__EXERCISE__. Reproduce the material in full, unchanged.

Records
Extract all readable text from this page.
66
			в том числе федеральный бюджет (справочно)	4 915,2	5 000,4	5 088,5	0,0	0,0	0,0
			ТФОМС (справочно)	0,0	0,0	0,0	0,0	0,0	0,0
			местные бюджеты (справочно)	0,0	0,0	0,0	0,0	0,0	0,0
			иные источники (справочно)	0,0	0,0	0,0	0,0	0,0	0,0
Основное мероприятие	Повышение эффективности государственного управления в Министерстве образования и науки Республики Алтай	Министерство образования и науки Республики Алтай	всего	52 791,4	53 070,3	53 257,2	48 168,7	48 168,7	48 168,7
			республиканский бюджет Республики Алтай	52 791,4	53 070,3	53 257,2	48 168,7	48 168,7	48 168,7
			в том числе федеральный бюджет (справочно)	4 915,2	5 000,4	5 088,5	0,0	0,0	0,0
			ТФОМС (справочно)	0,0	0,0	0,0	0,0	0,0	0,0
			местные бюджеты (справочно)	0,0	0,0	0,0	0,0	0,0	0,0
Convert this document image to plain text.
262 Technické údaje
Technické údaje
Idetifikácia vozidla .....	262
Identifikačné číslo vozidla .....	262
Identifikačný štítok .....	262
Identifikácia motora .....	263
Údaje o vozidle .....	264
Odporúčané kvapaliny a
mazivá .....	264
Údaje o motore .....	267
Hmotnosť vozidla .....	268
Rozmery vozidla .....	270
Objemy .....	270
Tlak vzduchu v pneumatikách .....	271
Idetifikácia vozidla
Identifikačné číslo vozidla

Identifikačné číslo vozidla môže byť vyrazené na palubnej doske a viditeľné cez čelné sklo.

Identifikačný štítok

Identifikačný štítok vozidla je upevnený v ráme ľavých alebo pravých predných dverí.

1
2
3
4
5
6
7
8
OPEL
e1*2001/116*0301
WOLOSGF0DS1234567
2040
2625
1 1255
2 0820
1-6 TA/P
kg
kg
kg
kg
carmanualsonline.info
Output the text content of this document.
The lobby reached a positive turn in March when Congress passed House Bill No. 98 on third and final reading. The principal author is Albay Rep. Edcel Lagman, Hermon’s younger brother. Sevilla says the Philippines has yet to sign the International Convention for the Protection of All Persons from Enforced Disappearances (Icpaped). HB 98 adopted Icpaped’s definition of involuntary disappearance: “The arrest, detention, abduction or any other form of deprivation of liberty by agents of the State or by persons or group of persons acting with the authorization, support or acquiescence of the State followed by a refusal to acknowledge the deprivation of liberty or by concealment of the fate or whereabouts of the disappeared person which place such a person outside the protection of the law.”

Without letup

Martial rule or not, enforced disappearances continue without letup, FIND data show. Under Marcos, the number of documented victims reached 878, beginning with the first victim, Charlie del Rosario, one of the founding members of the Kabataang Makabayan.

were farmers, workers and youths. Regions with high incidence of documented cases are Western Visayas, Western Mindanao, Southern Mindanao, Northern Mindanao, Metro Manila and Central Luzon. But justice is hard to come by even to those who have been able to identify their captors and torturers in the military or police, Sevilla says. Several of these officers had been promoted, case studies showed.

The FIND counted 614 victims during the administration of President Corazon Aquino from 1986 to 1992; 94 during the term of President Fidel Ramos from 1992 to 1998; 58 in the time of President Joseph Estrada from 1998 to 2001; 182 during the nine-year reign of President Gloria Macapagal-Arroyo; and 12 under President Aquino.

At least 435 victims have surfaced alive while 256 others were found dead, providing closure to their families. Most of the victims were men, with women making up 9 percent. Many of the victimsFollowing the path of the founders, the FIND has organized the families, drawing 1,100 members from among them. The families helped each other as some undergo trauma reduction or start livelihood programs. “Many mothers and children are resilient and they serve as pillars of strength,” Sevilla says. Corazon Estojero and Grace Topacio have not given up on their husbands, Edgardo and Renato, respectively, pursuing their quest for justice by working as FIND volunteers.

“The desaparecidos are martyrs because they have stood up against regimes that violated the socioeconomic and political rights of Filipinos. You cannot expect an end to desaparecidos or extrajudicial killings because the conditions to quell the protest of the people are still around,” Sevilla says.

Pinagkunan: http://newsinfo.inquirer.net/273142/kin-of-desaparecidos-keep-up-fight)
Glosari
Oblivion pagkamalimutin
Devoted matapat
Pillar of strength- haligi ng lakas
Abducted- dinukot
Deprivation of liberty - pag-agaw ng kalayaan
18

__THE OUTPUT__.
Extract all readable text from this page.
66
			в том числе федеральный бюджет (справочно)	4 915,2	5 000,4	5 088,5	0,0	0,0	0,0
			ТФОМС (справочно)	0,0	0,0	0,0	0,0	0,0	0,0
			местные бюджеты (справочно)	0,0	0,0	0,0	0,0	0,0	0,0
			иные источники (справочно)	0,0	0,0	0,0	0,0	0,0	0,0
Основное мероприятие	Повышение эффективности государственного управления в Министерстве образования и науки Республики Алтай	Министерство образования и науки Республики Алтай	всего	52 791,4	53 070,3	53 257,2	48 168,7	48 168,7	48 168,7
			республиканский бюджет Республики Алтай	52 791,4	53 070,3	53 257,2	48 168,7	48 168,7	48 168,7
			в том числе федеральный бюджет (справочно)	4 915,2	5 000,4	5 088,5	0,0	0,0	0,0
			ТФОМС (справочно)	0,0	0,0	0,0	0,0	0,0	0,0
			местные бюджеты (справочно)	0,0	0,0	0,0	0,0	0,0	0,0
Convert this document image to plain text.
262 Technické údaje
Technické údaje
Idetifikácia vozidla .....	262
Identifikačné číslo vozidla .....	262
Identifikačný štítok .....	262
Identifikácia motora .....	263
Údaje o vozidle .....	264
Odporúčané kvapaliny a
mazivá .....	264
Údaje o motore .....	267
Hmotnosť vozidla .....	268
Rozmery vozidla .....	270
Objemy .....	270
Tlak vzduchu v pneumatikách .....	271
Idetifikácia vozidla
Identifikačné číslo vozidla

Identifikačné číslo vozidla môže byť vyrazené na palubnej doske a viditeľné cez čelné sklo.

Identifikačný štítok

Identifikačný štítok vozidla je upevnený v ráme ľavých alebo pravých predných dverí.

1
2
3
4
5
6
7
8
OPEL
e1*2001/116*0301
WOLOSGF0DS1234567
2040
2625
1 1255
2 0820
1-6 TA/P
kg
kg
kg
kg
carmanualsonline.info
Output the text content of this document.
The lobby reached a positive turn in March when Congress passed House Bill No. 98 on third and final reading. The principal author is Albay Rep. Edcel Lagman, Hermon’s younger brother. Sevilla says the Philippines has yet to sign the International Convention for the Protection of All Persons from Enforced Disappearances (Icpaped). HB 98 adopted Icpaped’s definition of involuntary disappearance: “The arrest, detention, abduction or any other form of deprivation of liberty by agents of the State or by persons or group of persons acting with the authorization, support or acquiescence of the State followed by a refusal to acknowledge the deprivation of liberty or by concealment of the fate or whereabouts of the disappeared person which place such a person outside the protection of the law.”

Without letup

Martial rule or not, enforced disappearances continue without letup, FIND data show. Under Marcos, the number of documented victims reached 878, beginning with the first victim, Charlie del Rosario, one of the founding members of the Kabataang Makabayan.

were farmers, workers and youths. Regions with high incidence of documented cases are Western Visayas, Western Mindanao, Southern Mindanao, Northern Mindanao, Metro Manila and Central Luzon. But justice is hard to come by even to those who have been able to identify their captors and torturers in the military or police, Sevilla says. Several of these officers had been promoted, case studies showed.

The FIND counted 614 victims during the administration of President Corazon Aquino from 1986 to 1992; 94 during the term of President Fidel Ramos from 1992 to 1998; 58 in the time of President Joseph Estrada from 1998 to 2001; 182 during the nine-year reign of President Gloria Macapagal-Arroyo; and 12 under President Aquino.

At least 435 victims have surfaced alive while 256 others were found dead, providing closure to their families. Most of the victims were men, with women making up 9 percent. Many of the victimsFollowing the path of the founders, the FIND has organized the families, drawing 1,100 members from among them. The families helped each other as some undergo trauma reduction or start livelihood programs. “Many mothers and children are resilient and they serve as pillars of strength,” Sevilla says. Corazon Estojero and Grace Topacio have not given up on their husbands, Edgardo and Renato, respectively, pursuing their quest for justice by working as FIND volunteers.

“The desaparecidos are martyrs because they have stood up against regimes that violated the socioeconomic and political rights of Filipinos. You cannot expect an end to desaparecidos or extrajudicial killings because the conditions to quell the protest of the people are still around,” Sevilla says.

Pinagkunan: http://newsinfo.inquirer.net/273142/kin-of-desaparecidos-keep-up-fight)
Glosari
Oblivion pagkamalimutin
Devoted matapat
Pillar of strength- haligi ng lakas
Abducted- dinukot
Deprivation of liberty - pag-agaw ng kalayaan
18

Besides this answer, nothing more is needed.